***** Given records
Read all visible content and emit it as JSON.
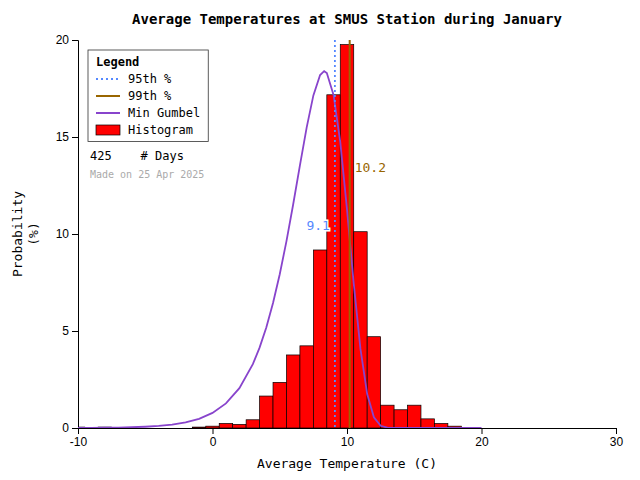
{
  "chart_data": {
    "type": "histogram",
    "title": "Average Temperatures at SMUS Station during January",
    "xlabel": "Average Temperature (C)",
    "ylabel": "Probability\n(%)",
    "xlim": [
      -10,
      30
    ],
    "ylim": [
      0,
      20
    ],
    "xticks": [
      -10,
      0,
      10,
      20,
      30
    ],
    "yticks": [
      0,
      5,
      10,
      15,
      20
    ],
    "grid": false,
    "legend": "upper left",
    "legend_title": "Legend",
    "annotations": [
      "425    # Days",
      "Made on 25 Apr 2025"
    ],
    "series": [
      {
        "name": "95th %",
        "type": "vline",
        "color": "#5588ff",
        "line_style": "dotted",
        "data_labels": true,
        "values": [
          9.1
        ]
      },
      {
        "name": "99th %",
        "type": "vline",
        "color": "#996600",
        "line_style": "solid",
        "data_labels": true,
        "values": [
          10.2
        ]
      },
      {
        "name": "Min Gumbel",
        "type": "line",
        "color": "#8844cc",
        "line_style": "solid",
        "x": [
          -10,
          -9,
          -8,
          -7,
          -6,
          -5,
          -4,
          -3,
          -2,
          -1,
          0,
          1,
          2,
          3,
          3.5,
          4,
          4.5,
          5,
          5.5,
          6,
          6.5,
          7,
          7.5,
          8,
          8.3,
          8.5,
          9,
          9.5,
          10,
          10.5,
          11,
          11.5,
          12,
          12.5,
          13,
          14,
          15,
          16,
          17,
          18,
          19,
          20
        ],
        "values": [
          0.005,
          0.009,
          0.014,
          0.024,
          0.039,
          0.065,
          0.106,
          0.175,
          0.288,
          0.474,
          0.776,
          1.266,
          2.053,
          3.292,
          4.143,
          5.184,
          6.44,
          7.925,
          9.635,
          11.535,
          13.537,
          15.487,
          17.145,
          18.197,
          18.394,
          18.299,
          17.167,
          14.731,
          11.272,
          7.447,
          4.074,
          1.749,
          0.55,
          0.116,
          0.015,
          0.0,
          0.0,
          0.0,
          0.0,
          0.0,
          0.0,
          0.0
        ]
      },
      {
        "name": "Histogram",
        "type": "histogram",
        "color": "#ff0000",
        "bins": [
          -10.5,
          -9.5,
          -8.5,
          -7.5,
          -6.5,
          -5.5,
          -4.5,
          -3.5,
          -2.5,
          -1.5,
          -0.5,
          0.5,
          1.5,
          2.5,
          3.5,
          4.5,
          5.5,
          6.5,
          7.5,
          8.5,
          9.5,
          10.5,
          11.5,
          12.5,
          13.5,
          14.5,
          15.5,
          16.5,
          17.5,
          18.5,
          19.5
        ],
        "values": [
          0.047,
          0.0,
          0.047,
          0.0,
          0.0,
          0.0,
          0.0,
          0.0,
          0.0,
          0.047,
          0.094,
          0.235,
          0.188,
          0.424,
          1.647,
          2.353,
          3.765,
          4.235,
          9.176,
          17.176,
          19.765,
          10.118,
          4.706,
          1.176,
          0.94,
          1.176,
          0.471,
          0.235,
          0.094,
          0.0
        ]
      }
    ]
  }
}
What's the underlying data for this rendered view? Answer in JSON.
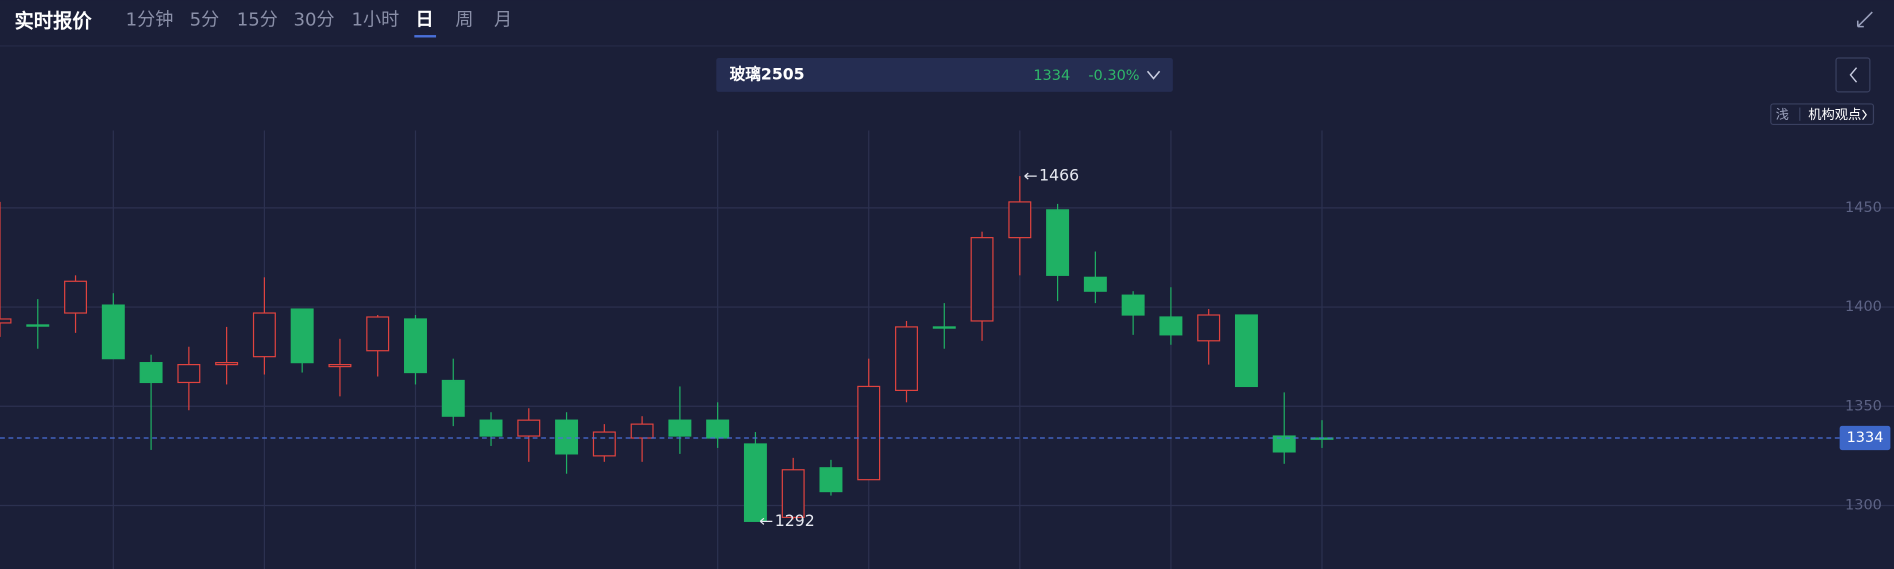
{
  "header": {
    "title": "实时报价",
    "tabs": [
      "1分钟",
      "5分",
      "15分",
      "30分",
      "1小时",
      "日",
      "周",
      "月"
    ],
    "active_tab": "日"
  },
  "contract": {
    "name": "玻璃2505",
    "price": 1334,
    "change": "-0.30%"
  },
  "toolbar": {
    "theme": "浅",
    "opinion": "机构观点"
  },
  "chart_data": {
    "type": "candlestick",
    "categories": [
      null,
      null,
      null,
      null,
      null,
      null,
      null,
      null,
      null,
      null,
      null,
      null,
      null,
      null,
      null,
      null,
      null,
      null,
      null,
      null,
      null,
      null,
      null,
      null,
      null,
      null,
      null,
      null,
      null,
      null,
      null,
      null,
      null,
      null,
      null,
      null
    ],
    "open": [
      1392,
      1391,
      1397,
      1401,
      1372,
      1362,
      1371,
      1375,
      1399,
      1370,
      1378,
      1394,
      1363,
      1343,
      1335,
      1343,
      1325,
      1334,
      1343,
      1343,
      1331,
      1294,
      1319,
      1313,
      1358,
      1390,
      1393,
      1435,
      1449,
      1415,
      1406,
      1395,
      1383,
      1396,
      1335,
      1334
    ],
    "high": [
      1453,
      1404,
      1416,
      1407,
      1376,
      1380,
      1390,
      1415,
      1399,
      1384,
      1396,
      1396,
      1374,
      1347,
      1349,
      1347,
      1341,
      1345,
      1360,
      1352,
      1337,
      1324,
      1323,
      1374,
      1393,
      1402,
      1438,
      1466,
      1452,
      1428,
      1408,
      1410,
      1399,
      1396,
      1357,
      1343
    ],
    "low": [
      1385,
      1379,
      1387,
      1374,
      1328,
      1348,
      1361,
      1366,
      1367,
      1355,
      1365,
      1361,
      1340,
      1330,
      1322,
      1316,
      1322,
      1322,
      1326,
      1329,
      1292,
      1293,
      1305,
      1313,
      1352,
      1379,
      1383,
      1416,
      1403,
      1402,
      1386,
      1381,
      1371,
      1360,
      1321,
      1329
    ],
    "close": [
      1394,
      1391,
      1413,
      1374,
      1362,
      1371,
      1372,
      1397,
      1372,
      1371,
      1395,
      1367,
      1345,
      1335,
      1343,
      1326,
      1337,
      1341,
      1335,
      1334,
      1292,
      1318,
      1307,
      1360,
      1390,
      1390,
      1435,
      1453,
      1416,
      1408,
      1396,
      1386,
      1396,
      1360,
      1327,
      1334
    ],
    "up_color": "#e0433f",
    "down_color": "#1fb164",
    "ylim": [
      1268,
      1489
    ],
    "yticks": [
      1300,
      1350,
      1400,
      1450
    ],
    "grid": true,
    "vgrid_categories": [
      3,
      7,
      11,
      19,
      23,
      27,
      31,
      35
    ],
    "last_price": 1334,
    "high_label": 1466,
    "low_label": 1292
  }
}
**********
| Work instructions |
Quote in full the listing given above; the images are to be left out.

| Reply to the exercise |
Read all visible content and emit it as JSON.
{
  "chart_data": {
    "type": "histogram",
    "title": "Average Temperatures at SMUS Station during January",
    "xlabel": "Average Temperature (C)",
    "ylabel": "Probability\n(%)",
    "xlim": [
      -10,
      30
    ],
    "ylim": [
      0,
      20
    ],
    "xticks": [
      -10,
      0,
      10,
      20,
      30
    ],
    "yticks": [
      0,
      5,
      10,
      15,
      20
    ],
    "grid": false,
    "legend": "upper left",
    "legend_title": "Legend",
    "annotations": [
      "425    # Days",
      "Made on 25 Apr 2025"
    ],
    "series": [
      {
        "name": "95th %",
        "type": "vline",
        "color": "#5588ff",
        "line_style": "dotted",
        "data_labels": true,
        "values": [
          9.1
        ]
      },
      {
        "name": "99th %",
        "type": "vline",
        "color": "#996600",
        "line_style": "solid",
        "data_labels": true,
        "values": [
          10.2
        ]
      },
      {
        "name": "Min Gumbel",
        "type": "line",
        "color": "#8844cc",
        "line_style": "solid",
        "x": [
          -10,
          -9,
          -8,
          -7,
          -6,
          -5,
          -4,
          -3,
          -2,
          -1,
          0,
          1,
          2,
          3,
          3.5,
          4,
          4.5,
          5,
          5.5,
          6,
          6.5,
          7,
          7.5,
          8,
          8.3,
          8.5,
          9,
          9.5,
          10,
          10.5,
          11,
          11.5,
          12,
          12.5,
          13,
          14,
          15,
          16,
          17,
          18,
          19,
          20
        ],
        "values": [
          0.005,
          0.009,
          0.014,
          0.024,
          0.039,
          0.065,
          0.106,
          0.175,
          0.288,
          0.474,
          0.776,
          1.266,
          2.053,
          3.292,
          4.143,
          5.184,
          6.44,
          7.925,
          9.635,
          11.535,
          13.537,
          15.487,
          17.145,
          18.197,
          18.394,
          18.299,
          17.167,
          14.731,
          11.272,
          7.447,
          4.074,
          1.749,
          0.55,
          0.116,
          0.015,
          0.0,
          0.0,
          0.0,
          0.0,
          0.0,
          0.0,
          0.0
        ]
      },
      {
        "name": "Histogram",
        "type": "histogram",
        "color": "#ff0000",
        "bins": [
          -10.5,
          -9.5,
          -8.5,
          -7.5,
          -6.5,
          -5.5,
          -4.5,
          -3.5,
          -2.5,
          -1.5,
          -0.5,
          0.5,
          1.5,
          2.5,
          3.5,
          4.5,
          5.5,
          6.5,
          7.5,
          8.5,
          9.5,
          10.5,
          11.5,
          12.5,
          13.5,
          14.5,
          15.5,
          16.5,
          17.5,
          18.5,
          19.5
        ],
        "values": [
          0.047,
          0.0,
          0.047,
          0.0,
          0.0,
          0.0,
          0.0,
          0.0,
          0.0,
          0.047,
          0.094,
          0.235,
          0.188,
          0.424,
          1.647,
          2.353,
          3.765,
          4.235,
          9.176,
          17.176,
          19.765,
          10.118,
          4.706,
          1.176,
          0.94,
          1.176,
          0.471,
          0.235,
          0.094,
          0.0
        ]
      }
    ]
  }
}
What's the underlying data for this rendered view? Answer in JSON.
{
  "header": {
    "title": "实时报价",
    "tabs": [
      "1分钟",
      "5分",
      "15分",
      "30分",
      "1小时",
      "日",
      "周",
      "月"
    ],
    "active_tab": "日"
  },
  "contract": {
    "name": "玻璃2505",
    "price": 1334,
    "change": "-0.30%"
  },
  "toolbar": {
    "theme": "浅",
    "opinion": "机构观点"
  },
  "chart_data": {
    "type": "candlestick",
    "categories": [
      null,
      null,
      null,
      null,
      null,
      null,
      null,
      null,
      null,
      null,
      null,
      null,
      null,
      null,
      null,
      null,
      null,
      null,
      null,
      null,
      null,
      null,
      null,
      null,
      null,
      null,
      null,
      null,
      null,
      null,
      null,
      null,
      null,
      null,
      null,
      null
    ],
    "open": [
      1392,
      1391,
      1397,
      1401,
      1372,
      1362,
      1371,
      1375,
      1399,
      1370,
      1378,
      1394,
      1363,
      1343,
      1335,
      1343,
      1325,
      1334,
      1343,
      1343,
      1331,
      1294,
      1319,
      1313,
      1358,
      1390,
      1393,
      1435,
      1449,
      1415,
      1406,
      1395,
      1383,
      1396,
      1335,
      1334
    ],
    "high": [
      1453,
      1404,
      1416,
      1407,
      1376,
      1380,
      1390,
      1415,
      1399,
      1384,
      1396,
      1396,
      1374,
      1347,
      1349,
      1347,
      1341,
      1345,
      1360,
      1352,
      1337,
      1324,
      1323,
      1374,
      1393,
      1402,
      1438,
      1466,
      1452,
      1428,
      1408,
      1410,
      1399,
      1396,
      1357,
      1343
    ],
    "low": [
      1385,
      1379,
      1387,
      1374,
      1328,
      1348,
      1361,
      1366,
      1367,
      1355,
      1365,
      1361,
      1340,
      1330,
      1322,
      1316,
      1322,
      1322,
      1326,
      1329,
      1292,
      1293,
      1305,
      1313,
      1352,
      1379,
      1383,
      1416,
      1403,
      1402,
      1386,
      1381,
      1371,
      1360,
      1321,
      1329
    ],
    "close": [
      1394,
      1391,
      1413,
      1374,
      1362,
      1371,
      1372,
      1397,
      1372,
      1371,
      1395,
      1367,
      1345,
      1335,
      1343,
      1326,
      1337,
      1341,
      1335,
      1334,
      1292,
      1318,
      1307,
      1360,
      1390,
      1390,
      1435,
      1453,
      1416,
      1408,
      1396,
      1386,
      1396,
      1360,
      1327,
      1334
    ],
    "up_color": "#e0433f",
    "down_color": "#1fb164",
    "ylim": [
      1268,
      1489
    ],
    "yticks": [
      1300,
      1350,
      1400,
      1450
    ],
    "grid": true,
    "vgrid_categories": [
      3,
      7,
      11,
      19,
      23,
      27,
      31,
      35
    ],
    "last_price": 1334,
    "high_label": 1466,
    "low_label": 1292
  }
}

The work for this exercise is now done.